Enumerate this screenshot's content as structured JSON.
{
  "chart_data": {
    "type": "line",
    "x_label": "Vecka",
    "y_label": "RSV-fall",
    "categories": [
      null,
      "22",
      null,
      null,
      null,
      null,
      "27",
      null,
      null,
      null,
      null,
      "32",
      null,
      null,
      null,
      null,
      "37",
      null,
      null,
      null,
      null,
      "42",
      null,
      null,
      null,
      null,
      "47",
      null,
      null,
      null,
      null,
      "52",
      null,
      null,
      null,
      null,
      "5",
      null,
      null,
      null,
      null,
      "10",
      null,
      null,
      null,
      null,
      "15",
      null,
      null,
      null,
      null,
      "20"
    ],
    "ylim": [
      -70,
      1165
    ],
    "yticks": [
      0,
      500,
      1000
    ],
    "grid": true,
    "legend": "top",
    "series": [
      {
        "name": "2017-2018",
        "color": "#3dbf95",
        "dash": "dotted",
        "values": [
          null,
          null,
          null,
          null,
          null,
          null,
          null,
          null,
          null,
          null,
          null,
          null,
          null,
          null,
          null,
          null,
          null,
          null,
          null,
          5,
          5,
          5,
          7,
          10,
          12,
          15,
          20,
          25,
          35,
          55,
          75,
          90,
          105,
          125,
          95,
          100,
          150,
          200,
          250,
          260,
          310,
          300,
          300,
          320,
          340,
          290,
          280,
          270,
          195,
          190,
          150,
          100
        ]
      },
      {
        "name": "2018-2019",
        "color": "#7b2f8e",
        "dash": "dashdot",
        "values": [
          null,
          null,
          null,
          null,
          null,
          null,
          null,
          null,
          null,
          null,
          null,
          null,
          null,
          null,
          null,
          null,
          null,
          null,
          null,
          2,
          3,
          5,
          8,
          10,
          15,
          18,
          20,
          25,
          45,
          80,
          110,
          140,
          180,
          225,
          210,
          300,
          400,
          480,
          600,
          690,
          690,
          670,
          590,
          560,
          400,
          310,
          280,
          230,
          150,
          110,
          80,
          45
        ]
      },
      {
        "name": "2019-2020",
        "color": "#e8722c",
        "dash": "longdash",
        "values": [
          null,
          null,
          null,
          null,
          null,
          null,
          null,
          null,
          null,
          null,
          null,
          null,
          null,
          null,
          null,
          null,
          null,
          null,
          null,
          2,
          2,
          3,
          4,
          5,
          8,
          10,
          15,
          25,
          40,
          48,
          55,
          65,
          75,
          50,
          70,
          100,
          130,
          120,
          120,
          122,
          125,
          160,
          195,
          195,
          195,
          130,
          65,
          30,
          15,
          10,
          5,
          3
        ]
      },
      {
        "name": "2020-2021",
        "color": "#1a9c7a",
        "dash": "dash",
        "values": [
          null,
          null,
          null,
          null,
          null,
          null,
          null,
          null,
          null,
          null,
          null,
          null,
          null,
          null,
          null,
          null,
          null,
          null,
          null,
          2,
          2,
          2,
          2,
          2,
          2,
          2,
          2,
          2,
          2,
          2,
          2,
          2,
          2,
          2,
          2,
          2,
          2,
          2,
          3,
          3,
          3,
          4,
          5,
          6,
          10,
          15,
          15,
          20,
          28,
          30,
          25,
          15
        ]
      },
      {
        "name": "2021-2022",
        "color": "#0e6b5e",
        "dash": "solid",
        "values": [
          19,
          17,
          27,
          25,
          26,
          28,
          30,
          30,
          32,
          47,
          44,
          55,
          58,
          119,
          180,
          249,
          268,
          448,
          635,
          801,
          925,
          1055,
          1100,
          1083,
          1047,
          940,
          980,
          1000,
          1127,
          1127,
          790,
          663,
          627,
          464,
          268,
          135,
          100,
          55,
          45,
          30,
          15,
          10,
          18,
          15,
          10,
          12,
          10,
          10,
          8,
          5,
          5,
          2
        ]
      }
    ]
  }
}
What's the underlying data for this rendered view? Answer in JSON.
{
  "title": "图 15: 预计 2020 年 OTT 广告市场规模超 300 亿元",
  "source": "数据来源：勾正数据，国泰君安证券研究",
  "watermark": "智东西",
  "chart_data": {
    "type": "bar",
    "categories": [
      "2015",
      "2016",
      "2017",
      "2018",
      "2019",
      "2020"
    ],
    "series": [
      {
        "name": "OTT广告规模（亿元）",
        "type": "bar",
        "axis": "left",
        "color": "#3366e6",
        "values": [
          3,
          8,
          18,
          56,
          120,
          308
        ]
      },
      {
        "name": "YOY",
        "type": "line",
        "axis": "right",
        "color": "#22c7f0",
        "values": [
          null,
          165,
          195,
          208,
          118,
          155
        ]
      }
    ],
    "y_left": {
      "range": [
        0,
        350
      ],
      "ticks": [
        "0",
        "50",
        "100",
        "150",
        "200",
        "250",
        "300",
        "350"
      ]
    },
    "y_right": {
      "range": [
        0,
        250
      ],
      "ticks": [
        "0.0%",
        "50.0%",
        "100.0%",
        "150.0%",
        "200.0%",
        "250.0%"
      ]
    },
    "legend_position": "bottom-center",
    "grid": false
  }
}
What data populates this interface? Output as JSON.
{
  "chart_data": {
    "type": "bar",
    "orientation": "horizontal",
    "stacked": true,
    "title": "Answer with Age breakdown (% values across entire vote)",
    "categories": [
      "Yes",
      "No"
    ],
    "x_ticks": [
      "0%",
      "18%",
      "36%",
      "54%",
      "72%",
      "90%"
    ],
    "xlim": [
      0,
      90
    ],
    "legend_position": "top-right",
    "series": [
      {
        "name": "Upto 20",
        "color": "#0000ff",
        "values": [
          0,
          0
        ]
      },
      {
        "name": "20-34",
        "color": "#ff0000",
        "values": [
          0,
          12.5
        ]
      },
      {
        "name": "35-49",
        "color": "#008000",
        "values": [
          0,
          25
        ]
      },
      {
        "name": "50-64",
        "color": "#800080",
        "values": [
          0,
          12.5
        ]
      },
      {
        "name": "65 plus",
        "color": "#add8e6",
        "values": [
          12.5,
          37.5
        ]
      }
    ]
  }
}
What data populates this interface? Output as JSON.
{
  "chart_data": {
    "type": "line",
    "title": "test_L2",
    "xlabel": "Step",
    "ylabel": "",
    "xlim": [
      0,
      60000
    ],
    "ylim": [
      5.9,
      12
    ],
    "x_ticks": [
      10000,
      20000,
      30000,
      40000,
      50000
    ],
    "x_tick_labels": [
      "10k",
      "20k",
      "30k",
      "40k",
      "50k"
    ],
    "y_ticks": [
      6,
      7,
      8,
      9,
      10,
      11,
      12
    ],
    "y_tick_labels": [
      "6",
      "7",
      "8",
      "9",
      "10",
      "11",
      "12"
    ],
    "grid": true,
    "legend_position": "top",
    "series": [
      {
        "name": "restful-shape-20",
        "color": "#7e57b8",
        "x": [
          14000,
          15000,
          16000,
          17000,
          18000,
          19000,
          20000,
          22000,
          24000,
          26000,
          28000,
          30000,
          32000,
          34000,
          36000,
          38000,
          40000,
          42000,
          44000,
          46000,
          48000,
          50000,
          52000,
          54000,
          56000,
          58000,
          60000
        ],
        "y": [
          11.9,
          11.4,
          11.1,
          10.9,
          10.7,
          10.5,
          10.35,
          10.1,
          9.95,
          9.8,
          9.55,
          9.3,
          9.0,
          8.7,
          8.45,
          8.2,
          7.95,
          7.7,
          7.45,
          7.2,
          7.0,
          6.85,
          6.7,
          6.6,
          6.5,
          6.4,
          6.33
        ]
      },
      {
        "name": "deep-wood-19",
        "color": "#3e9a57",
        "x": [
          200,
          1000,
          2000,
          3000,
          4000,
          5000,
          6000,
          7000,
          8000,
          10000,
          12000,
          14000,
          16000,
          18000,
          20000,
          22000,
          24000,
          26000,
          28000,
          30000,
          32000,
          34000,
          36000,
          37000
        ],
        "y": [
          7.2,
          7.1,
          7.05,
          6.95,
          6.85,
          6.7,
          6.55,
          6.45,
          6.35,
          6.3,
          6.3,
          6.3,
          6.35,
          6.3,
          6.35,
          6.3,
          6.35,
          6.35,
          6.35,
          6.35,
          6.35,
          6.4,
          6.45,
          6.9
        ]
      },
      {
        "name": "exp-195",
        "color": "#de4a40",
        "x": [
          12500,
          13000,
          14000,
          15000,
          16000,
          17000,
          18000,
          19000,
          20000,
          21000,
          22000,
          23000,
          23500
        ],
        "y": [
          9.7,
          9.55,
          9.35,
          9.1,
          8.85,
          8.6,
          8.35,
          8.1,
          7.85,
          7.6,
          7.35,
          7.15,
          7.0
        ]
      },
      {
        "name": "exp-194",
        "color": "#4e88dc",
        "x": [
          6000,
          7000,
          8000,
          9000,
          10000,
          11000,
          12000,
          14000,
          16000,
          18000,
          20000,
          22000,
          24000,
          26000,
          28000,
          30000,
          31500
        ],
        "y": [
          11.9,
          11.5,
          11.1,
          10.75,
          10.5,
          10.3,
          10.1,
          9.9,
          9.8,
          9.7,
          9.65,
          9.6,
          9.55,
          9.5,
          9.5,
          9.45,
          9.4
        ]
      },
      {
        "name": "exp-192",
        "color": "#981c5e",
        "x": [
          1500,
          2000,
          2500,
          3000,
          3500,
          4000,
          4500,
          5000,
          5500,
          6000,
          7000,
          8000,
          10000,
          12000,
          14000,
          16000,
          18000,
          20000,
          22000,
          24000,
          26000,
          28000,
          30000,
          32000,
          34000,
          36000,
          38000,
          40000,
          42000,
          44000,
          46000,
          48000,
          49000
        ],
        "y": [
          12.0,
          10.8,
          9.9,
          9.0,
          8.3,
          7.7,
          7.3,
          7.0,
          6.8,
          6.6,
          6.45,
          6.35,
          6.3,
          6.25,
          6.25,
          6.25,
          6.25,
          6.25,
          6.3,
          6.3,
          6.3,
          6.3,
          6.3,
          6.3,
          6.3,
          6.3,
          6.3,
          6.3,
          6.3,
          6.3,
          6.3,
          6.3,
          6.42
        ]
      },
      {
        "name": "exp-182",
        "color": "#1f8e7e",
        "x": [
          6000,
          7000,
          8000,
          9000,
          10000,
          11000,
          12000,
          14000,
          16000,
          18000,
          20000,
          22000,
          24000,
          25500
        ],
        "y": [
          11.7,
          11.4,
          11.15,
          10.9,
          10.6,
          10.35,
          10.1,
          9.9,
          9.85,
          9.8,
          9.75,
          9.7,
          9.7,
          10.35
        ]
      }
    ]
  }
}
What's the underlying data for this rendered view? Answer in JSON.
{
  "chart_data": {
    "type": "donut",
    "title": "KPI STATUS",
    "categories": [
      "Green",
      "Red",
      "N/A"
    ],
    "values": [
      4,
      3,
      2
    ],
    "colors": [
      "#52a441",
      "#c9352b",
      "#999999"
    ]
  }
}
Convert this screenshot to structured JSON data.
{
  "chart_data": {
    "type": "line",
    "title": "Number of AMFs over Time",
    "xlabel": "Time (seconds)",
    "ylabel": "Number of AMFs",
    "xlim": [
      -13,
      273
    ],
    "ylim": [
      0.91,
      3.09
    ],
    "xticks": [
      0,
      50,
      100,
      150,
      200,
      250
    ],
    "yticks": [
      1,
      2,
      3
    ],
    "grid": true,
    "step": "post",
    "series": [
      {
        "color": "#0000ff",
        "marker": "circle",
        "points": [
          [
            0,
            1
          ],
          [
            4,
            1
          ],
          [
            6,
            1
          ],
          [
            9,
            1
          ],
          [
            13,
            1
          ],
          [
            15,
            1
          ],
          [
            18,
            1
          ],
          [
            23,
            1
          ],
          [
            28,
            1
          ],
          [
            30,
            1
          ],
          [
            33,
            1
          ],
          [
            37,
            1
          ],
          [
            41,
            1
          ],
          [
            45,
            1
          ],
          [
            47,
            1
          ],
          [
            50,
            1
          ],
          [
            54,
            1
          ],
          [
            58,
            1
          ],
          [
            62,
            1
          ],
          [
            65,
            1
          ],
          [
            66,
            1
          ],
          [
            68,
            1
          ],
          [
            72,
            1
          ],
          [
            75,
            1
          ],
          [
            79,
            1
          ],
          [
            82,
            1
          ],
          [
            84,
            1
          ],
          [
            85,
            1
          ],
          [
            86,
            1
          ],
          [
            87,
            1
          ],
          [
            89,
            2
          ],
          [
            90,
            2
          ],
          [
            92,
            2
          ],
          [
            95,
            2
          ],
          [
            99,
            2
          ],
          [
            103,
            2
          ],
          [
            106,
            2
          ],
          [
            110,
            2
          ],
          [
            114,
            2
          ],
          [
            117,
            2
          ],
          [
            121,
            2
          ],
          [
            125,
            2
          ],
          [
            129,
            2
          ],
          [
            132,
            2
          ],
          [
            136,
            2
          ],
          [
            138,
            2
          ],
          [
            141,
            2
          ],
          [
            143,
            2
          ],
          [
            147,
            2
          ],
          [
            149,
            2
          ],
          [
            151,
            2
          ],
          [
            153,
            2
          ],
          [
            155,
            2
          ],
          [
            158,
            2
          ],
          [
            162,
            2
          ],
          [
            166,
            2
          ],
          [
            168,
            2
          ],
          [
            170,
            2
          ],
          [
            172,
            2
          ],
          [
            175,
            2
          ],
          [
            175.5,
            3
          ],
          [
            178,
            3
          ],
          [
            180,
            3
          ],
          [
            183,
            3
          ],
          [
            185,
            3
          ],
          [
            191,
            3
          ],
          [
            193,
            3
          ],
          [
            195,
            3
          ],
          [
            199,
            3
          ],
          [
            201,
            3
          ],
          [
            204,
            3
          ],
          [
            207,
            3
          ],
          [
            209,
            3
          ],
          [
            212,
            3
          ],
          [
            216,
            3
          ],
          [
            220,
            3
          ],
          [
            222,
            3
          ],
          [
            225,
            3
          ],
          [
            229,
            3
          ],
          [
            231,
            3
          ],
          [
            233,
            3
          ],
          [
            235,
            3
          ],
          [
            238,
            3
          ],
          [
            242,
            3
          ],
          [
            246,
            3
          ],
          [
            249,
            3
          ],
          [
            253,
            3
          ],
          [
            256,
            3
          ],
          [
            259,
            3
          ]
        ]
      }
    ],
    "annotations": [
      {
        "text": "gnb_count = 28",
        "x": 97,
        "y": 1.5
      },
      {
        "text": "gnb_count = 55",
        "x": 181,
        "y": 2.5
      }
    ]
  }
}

+===+

> STATED TASK
Find the word "screenshot" in the records and pull out each line that has it.

> CORRECT RESPONSE
Enumerate this screenshot's content as structured JSON.
Convert this screenshot to structured JSON data.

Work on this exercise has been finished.